***** DATA RECORDS

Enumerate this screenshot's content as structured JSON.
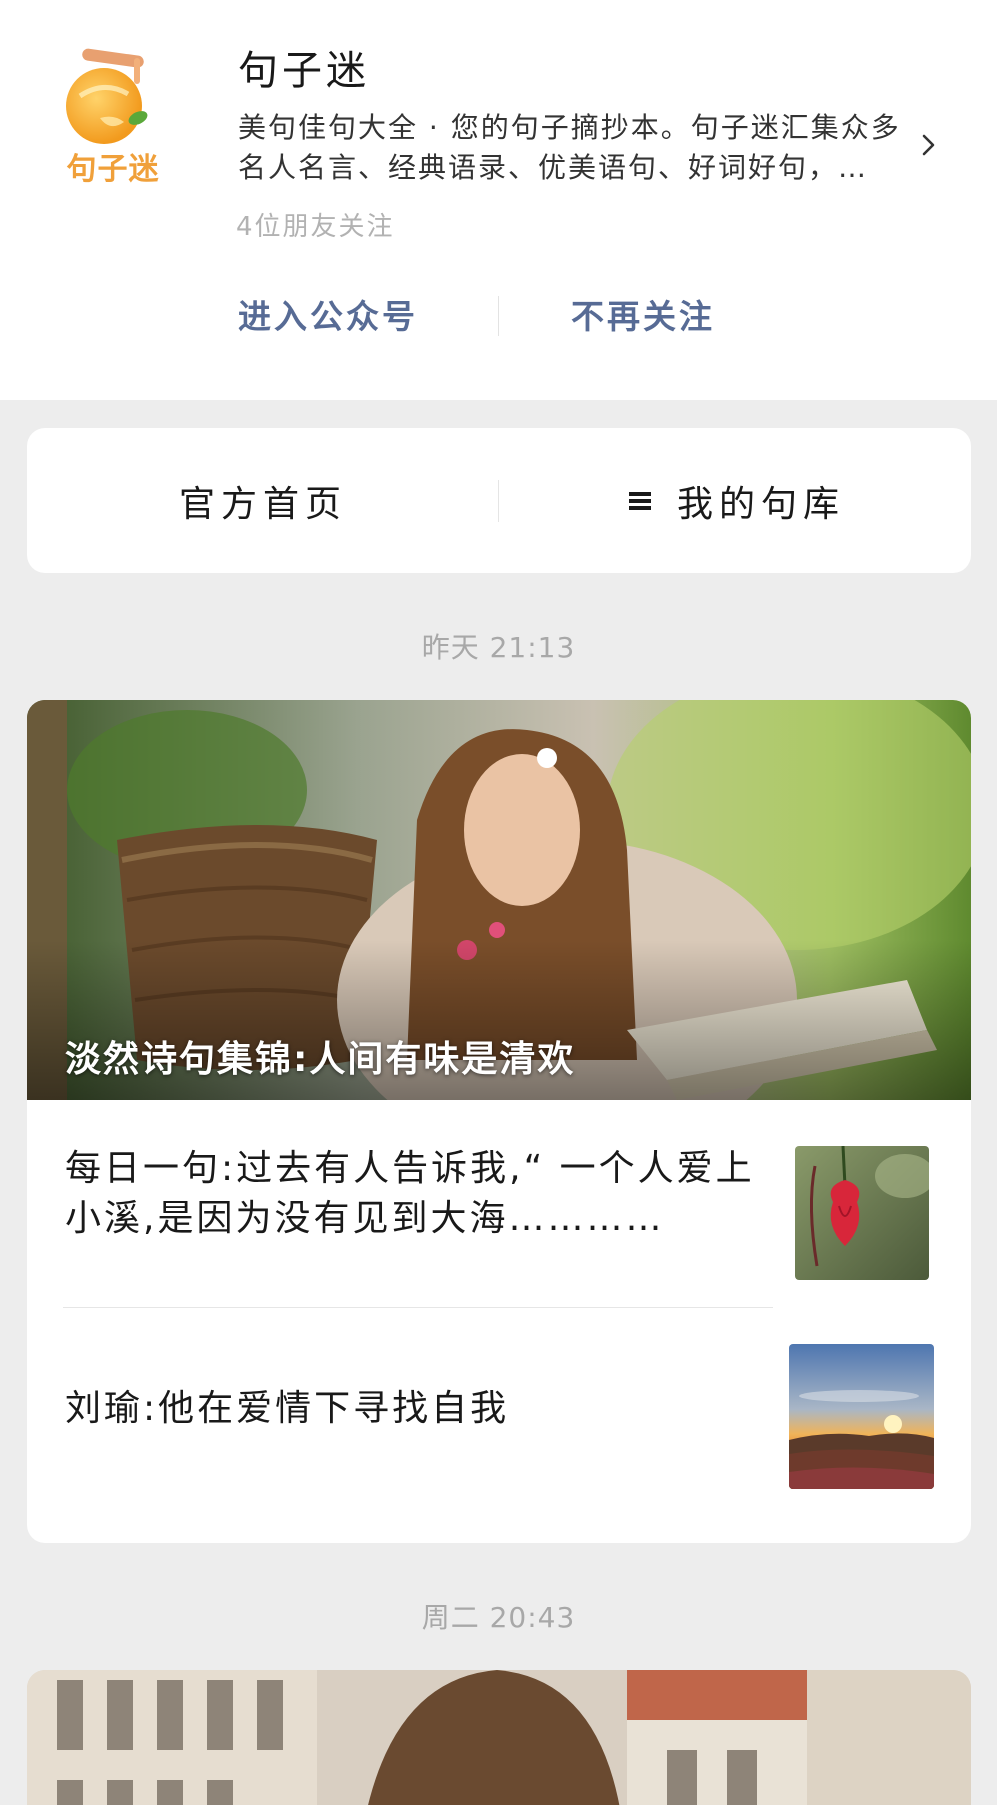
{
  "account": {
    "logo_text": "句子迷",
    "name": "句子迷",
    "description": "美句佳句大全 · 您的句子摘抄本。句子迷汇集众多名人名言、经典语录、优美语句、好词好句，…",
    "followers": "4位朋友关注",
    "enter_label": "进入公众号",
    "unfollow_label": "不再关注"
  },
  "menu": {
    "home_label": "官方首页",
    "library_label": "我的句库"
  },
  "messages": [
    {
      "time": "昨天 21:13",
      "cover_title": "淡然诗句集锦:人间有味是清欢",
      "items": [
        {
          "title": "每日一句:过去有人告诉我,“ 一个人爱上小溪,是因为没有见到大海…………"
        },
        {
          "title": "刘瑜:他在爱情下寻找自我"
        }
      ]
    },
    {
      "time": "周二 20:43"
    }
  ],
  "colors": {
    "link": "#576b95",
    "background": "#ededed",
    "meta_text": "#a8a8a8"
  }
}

**********

SET PROBLEM: Write out again every line above exactly as given; the pictures do not belong in the copy.

RESULT FOR THIS EXERCISE:
Enumerate this screenshot's content as structured JSON.
{
  "account": {
    "logo_text": "句子迷",
    "name": "句子迷",
    "description": "美句佳句大全 · 您的句子摘抄本。句子迷汇集众多名人名言、经典语录、优美语句、好词好句，…",
    "followers": "4位朋友关注",
    "enter_label": "进入公众号",
    "unfollow_label": "不再关注"
  },
  "menu": {
    "home_label": "官方首页",
    "library_label": "我的句库"
  },
  "messages": [
    {
      "time": "昨天 21:13",
      "cover_title": "淡然诗句集锦:人间有味是清欢",
      "items": [
        {
          "title": "每日一句:过去有人告诉我,“ 一个人爱上小溪,是因为没有见到大海…………"
        },
        {
          "title": "刘瑜:他在爱情下寻找自我"
        }
      ]
    },
    {
      "time": "周二 20:43"
    }
  ],
  "colors": {
    "link": "#576b95",
    "background": "#ededed",
    "meta_text": "#a8a8a8"
  }
}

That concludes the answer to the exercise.